SOURCE DOCUMENT:
* * *

UNIVERSITIES The LSE has drafted in its biggest names to teach undergraduates about the major issues facing today's world, writes Lucy Hodges
This term, Britain's social-science powerhouse, the London School of Economics (LSE), is introducing an ambitious compulsory new course for first and second-year students taught by some of its most glittering academics and concentrating on the big questions of today.
Called "LSE 100", it attempts to take the college back to its roots in the 19th century when the Fabian founders Beatrice and Sidney Webb established the institution to contribute to the improvement of society by the study of its problems. Students will study questions such as "Is poverty history?" and "How should we manage climate change?" as part of a drive to broaden what they learn and give them the skills they need in the modern world. The programme will be in addition to their degree courses and will involve them in more work - though the students don't seem to mind this.
The LSE's director, Howard Davies, believes this will give students an extra string to their bow. "It's important for us to say that LSE graduates have experience in analysing and debating some of the big issues of our time," he says. "They not only have a real depth and analytical understanding of their subject area but this way we can ensure that they engage in issues of public policy, contemporary history, the economy and society as well."
The course is innovative in a number of ways. Students will be actively participating in what they learn through a mixture of group work, debates and writing exercises. And new technology - in the shape of clickers enabling students to give instant opinions - will be employed at the LSE for the first time.

* * *

JOB 1:
Retype everything in the data items from the line containing "column-header-line2: MSC.428(98) bbox=[346, 209, 460, 239]" down to the line containing "table-cell: CySO+Plan +", both of those lines included.
The article on the LSE course and the data items that come next are unrelated material.

Data items:

* * *

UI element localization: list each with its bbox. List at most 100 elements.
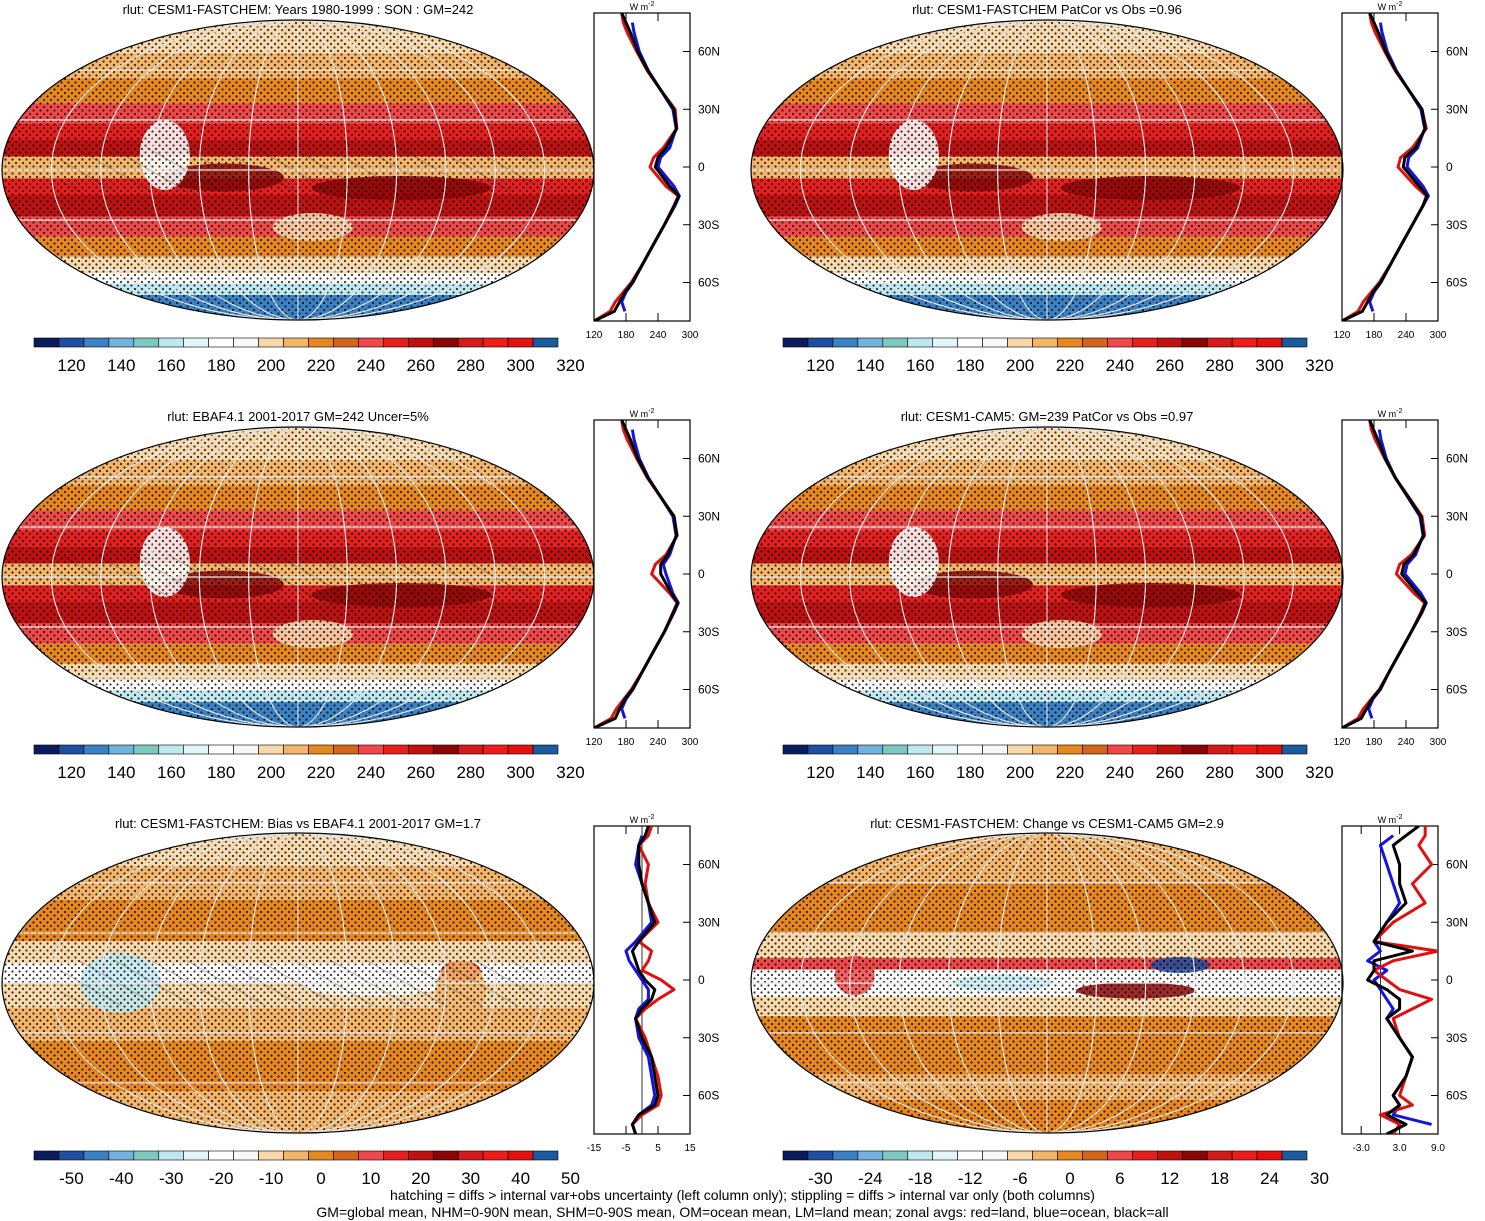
zonal-series (1366, 826, 1438, 1134)
colorbar-swatch (1256, 744, 1283, 755)
colorbar-swatch (457, 744, 484, 755)
zonal-mean-plot: -15 -5 5 15 W m-2 60N 30N 0 30S 60S (587, 814, 720, 1154)
zonal-lat-label: 60N (1446, 452, 1468, 466)
graticule-meridian (50, 20, 546, 320)
colorbar-label: 120 (57, 763, 85, 782)
colorbar-swatch (982, 1150, 1008, 1161)
zonal-unit-main: W m (1378, 409, 1397, 419)
colorbar: -30 -24 -18 -12 -6 0 6 12 18 24 30 (782, 1150, 1329, 1188)
colorbar-swatch (832, 1150, 859, 1161)
colorbar-label: 280 (456, 356, 484, 375)
zonal-unit-sup: -2 (648, 408, 654, 415)
zonal-lat-label: 30S (1446, 1031, 1467, 1045)
colorbar-label: 220 (1056, 763, 1084, 782)
colorbar-swatch (83, 337, 110, 348)
graticule-meridian (100, 833, 496, 1133)
zonal-unit-sup: -2 (648, 814, 654, 821)
colorbar-swatch (308, 744, 334, 755)
colorbar: 120 140 160 180 200 220 240 260 280 300 320 (33, 744, 585, 782)
zonal-lat-label: 60S (1446, 1089, 1467, 1103)
colorbar-label: 220 (307, 356, 335, 375)
zonal-lat-label: 0 (698, 973, 705, 987)
colorbar-label: 20 (411, 1169, 430, 1188)
colorbar-swatch (457, 1150, 484, 1161)
colorbar-swatch (907, 337, 934, 348)
colorbar-swatch (358, 1150, 384, 1161)
zonal-mean-plot: 120 180 240 300 W m-2 60N 30N 0 30S 60S (586, 408, 720, 748)
colorbar-label: 140 (856, 763, 884, 782)
zonal-lat-label: 0 (1446, 973, 1453, 987)
graticule-meridian (198, 20, 398, 320)
zonal-x-tick-label: 180 (1366, 330, 1383, 341)
zonal-unit-main: W m (630, 409, 649, 419)
graticule-meridian (799, 427, 1295, 727)
graticule-meridian (997, 833, 1097, 1133)
graticule-meridian (149, 20, 447, 320)
colorbar-swatch (283, 337, 309, 348)
zonal-unit-main: W m (630, 815, 649, 825)
colorbar-swatch (108, 337, 135, 348)
colorbar-swatch (1281, 337, 1308, 348)
zonal-x-tick-label: 9.0 (1431, 1143, 1445, 1154)
graticule-meridian (100, 427, 496, 727)
zonal-x-tick-label: 180 (618, 330, 635, 341)
panel-title: rlut: CESM1-FASTCHEM: Change vs CESM1-CA… (870, 816, 1224, 831)
colorbar-swatch (932, 1150, 958, 1161)
panel-6: rlut: CESM1-FASTCHEM: Change vs CESM1-CA… (750, 814, 1468, 1188)
colorbar-label: 320 (1305, 763, 1333, 782)
zonal-lat-label: 0 (698, 160, 705, 174)
zonal-lat-label: 30S (1446, 625, 1467, 639)
colorbar-swatch (33, 1150, 60, 1161)
colorbar-swatch (807, 744, 834, 755)
zonal-x-tick-label: 120 (1334, 330, 1351, 341)
zonal-lat-label: 30N (1446, 509, 1468, 523)
colorbar-swatch (1057, 337, 1083, 348)
map-field (751, 427, 1343, 727)
colorbar-label: -30 (159, 1169, 184, 1188)
colorbar-swatch (133, 744, 160, 755)
map-field (751, 833, 1343, 1133)
colorbar-swatch (982, 337, 1008, 348)
colorbar-swatch (407, 1150, 434, 1161)
colorbar-swatch (108, 1150, 135, 1161)
zonal-x-tick-label: -5 (622, 1143, 631, 1154)
colorbar-label: 180 (207, 763, 235, 782)
colorbar-swatch (907, 744, 934, 755)
colorbar-swatch (1256, 1150, 1283, 1161)
colorbar-swatch (457, 337, 484, 348)
colorbar-label: 300 (506, 763, 534, 782)
graticule-meridian (947, 427, 1147, 727)
zonal-series (624, 826, 676, 1134)
graticule-meridian (947, 833, 1147, 1133)
colorbar-swatch (1007, 744, 1033, 755)
zonal-lat-label: 0 (1446, 567, 1453, 581)
graticule-meridian (149, 427, 447, 727)
colorbar-swatch (882, 1150, 909, 1161)
colorbar-label: 200 (257, 356, 285, 375)
colorbar-swatch (1256, 337, 1283, 348)
colorbar-swatch (1082, 744, 1108, 755)
colorbar-label: 260 (1156, 356, 1184, 375)
colorbar-swatch (807, 1150, 834, 1161)
colorbar-label: 50 (561, 1169, 580, 1188)
zonal-lat-label: 60N (698, 452, 720, 466)
colorbar-swatch (233, 337, 259, 348)
zonal-line-land (630, 826, 676, 1134)
colorbar-swatch (183, 337, 209, 348)
colorbar-swatch (1082, 1150, 1108, 1161)
colorbar-swatch (333, 337, 359, 348)
colorbar-swatch (1132, 1150, 1158, 1161)
graticule-meridian (849, 427, 1245, 727)
colorbar-swatch (482, 337, 509, 348)
colorbar-swatch (308, 1150, 334, 1161)
footer-line-2: GM=global mean, NHM=0-90N mean, SHM=0-90… (316, 1204, 1169, 1220)
colorbar-label: 30 (1310, 1169, 1329, 1188)
zonal-x-tick-label: 180 (618, 737, 635, 748)
graticule-meridian (248, 427, 348, 727)
graticule-meridian (898, 427, 1196, 727)
graticule-meridian (947, 20, 1147, 320)
colorbar-swatch (208, 1150, 234, 1161)
zonal-line-all (593, 420, 680, 728)
zonal-lat-label: 60N (698, 45, 720, 59)
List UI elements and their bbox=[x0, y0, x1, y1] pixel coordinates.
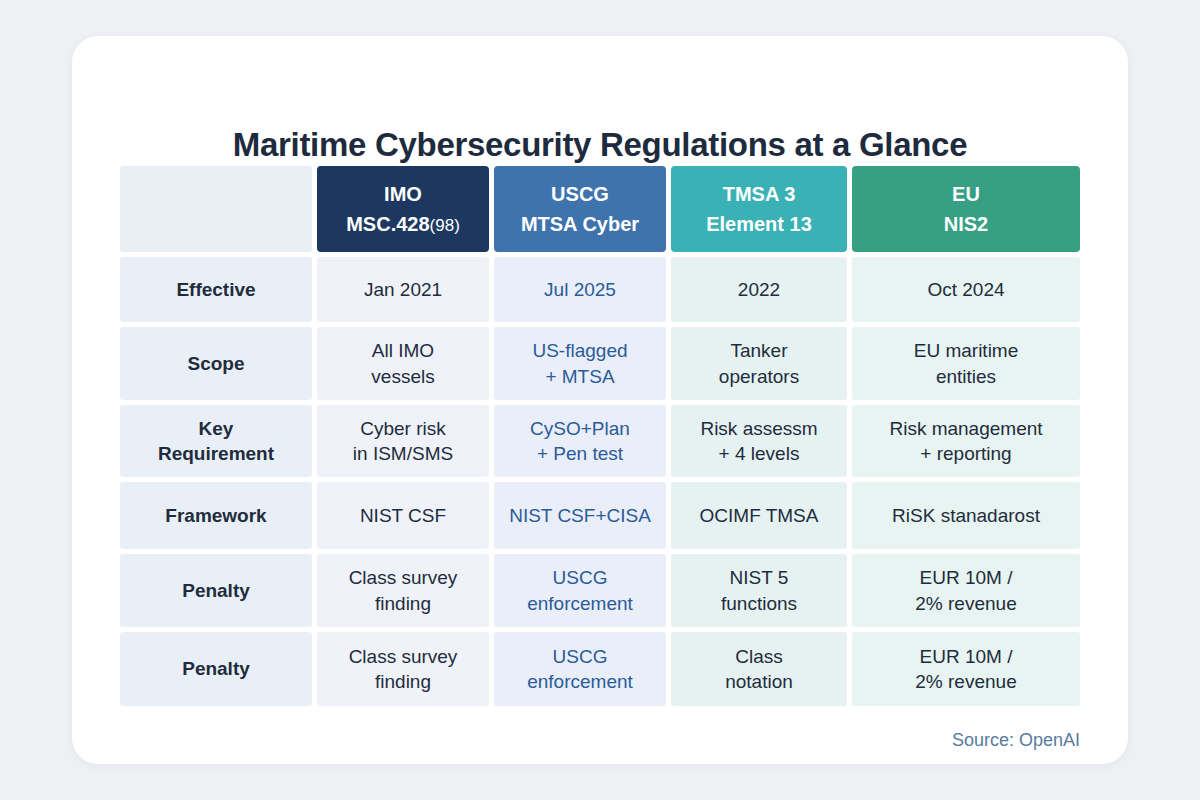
column-header-line2: MSC.428(98) bbox=[346, 209, 460, 239]
table-cell: NIST CSF bbox=[317, 482, 489, 549]
column-header-line1: IMO bbox=[384, 179, 422, 209]
column-header-line1: TMSA 3 bbox=[723, 179, 796, 209]
column-header-tmsa: TMSA 3 Element 13 bbox=[671, 166, 847, 252]
table-cell: Risk assessm + 4 levels bbox=[671, 405, 847, 477]
table-cell: US-flagged + MTSA bbox=[494, 327, 666, 400]
table-corner-cell bbox=[120, 166, 312, 252]
table-cell: All IMO vessels bbox=[317, 327, 489, 400]
table-cell: Class survey finding bbox=[317, 554, 489, 627]
source-credit: Source: OpenAI bbox=[952, 730, 1080, 751]
table-cell: CySO+Plan + Pen test bbox=[494, 405, 666, 477]
column-header-line1: EU bbox=[952, 179, 980, 209]
table-cell: NIST CSF+CISA bbox=[494, 482, 666, 549]
table-cell: RiSK stanadarost bbox=[852, 482, 1080, 549]
table-cell: Jul 2025 bbox=[494, 257, 666, 322]
table-cell: Tanker operators bbox=[671, 327, 847, 400]
row-label-framework: Framework bbox=[120, 482, 312, 549]
table-cell: USCG enforcement bbox=[494, 632, 666, 706]
table-cell: Cyber risk in ISM/SMS bbox=[317, 405, 489, 477]
table-cell: 2022 bbox=[671, 257, 847, 322]
regulations-table: IMO MSC.428(98) USCG MTSA Cyber TMSA 3 E… bbox=[120, 166, 1080, 706]
table-cell: USCG enforcement bbox=[494, 554, 666, 627]
infographic-card: Maritime Cybersecurity Regulations at a … bbox=[72, 36, 1128, 764]
row-label-effective: Effective bbox=[120, 257, 312, 322]
row-label-penalty-1: Penalty bbox=[120, 554, 312, 627]
column-header-line1: USCG bbox=[551, 179, 609, 209]
column-header-line2: Element 13 bbox=[706, 209, 812, 239]
table-cell: Jan 2021 bbox=[317, 257, 489, 322]
table-cell: EUR 10M / 2% revenue bbox=[852, 632, 1080, 706]
column-header-eu: EU NIS2 bbox=[852, 166, 1080, 252]
table-cell: EUR 10M / 2% revenue bbox=[852, 554, 1080, 627]
table-cell: OCIMF TMSA bbox=[671, 482, 847, 549]
row-label-penalty-2: Penalty bbox=[120, 632, 312, 706]
table-cell: Class notation bbox=[671, 632, 847, 706]
row-label-scope: Scope bbox=[120, 327, 312, 400]
column-header-suffix: (98) bbox=[430, 216, 460, 235]
row-label-key-requirement: Key Requirement bbox=[120, 405, 312, 477]
column-header-line2: MTSA Cyber bbox=[521, 209, 639, 239]
column-header-uscg: USCG MTSA Cyber bbox=[494, 166, 666, 252]
table-cell: NIST 5 functions bbox=[671, 554, 847, 627]
table-cell: Class survey finding bbox=[317, 632, 489, 706]
table-cell: Risk management + reporting bbox=[852, 405, 1080, 477]
table-cell: EU maritime entities bbox=[852, 327, 1080, 400]
column-header-line2: NIS2 bbox=[944, 209, 988, 239]
table-cell: Oct 2024 bbox=[852, 257, 1080, 322]
column-header-imo: IMO MSC.428(98) bbox=[317, 166, 489, 252]
page-title: Maritime Cybersecurity Regulations at a … bbox=[72, 126, 1128, 164]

* * *

JOB 2:
Echo everything in the article on the LSE course from "The LSE's director, Howard" down to "the first time.".

CORRECT RESPONSE 1:
column-header-line2: MSC.428(98) bbox=[346, 209, 460, 239]
table-cell: NIST CSF bbox=[317, 482, 489, 549]
column-header-line1: IMO bbox=[384, 179, 422, 209]
column-header-line1: TMSA 3 bbox=[723, 179, 796, 209]
column-header-tmsa: TMSA 3 Element 13 bbox=[671, 166, 847, 252]
table-cell: Risk assessm + 4 levels bbox=[671, 405, 847, 477]
table-cell: US-flagged + MTSA bbox=[494, 327, 666, 400]
table-corner-cell bbox=[120, 166, 312, 252]
table-cell: All IMO vessels bbox=[317, 327, 489, 400]
table-cell: Class survey finding bbox=[317, 554, 489, 627]
source-credit: Source: OpenAI bbox=[952, 730, 1080, 751]
table-cell: CySO+Plan + Pen test bbox=[494, 405, 666, 477]

CORRECT RESPONSE 2:
The LSE's director, Howard Davies, believes this will give students an extra string to their bow. "It's important for us to say that LSE graduates have experience in analysing and debating some of the big issues of our time," he says. "They not only have a real depth and analytical understanding of their subject area but this way we can ensure that they engage in issues of public policy, contemporary history, the economy and society as well."
The course is innovative in a number of ways. Students will be actively participating in what they learn through a mixture of group work, debates and writing exercises. And new technology - in the shape of clickers enabling students to give instant opinions - will be employed at the LSE for the first time.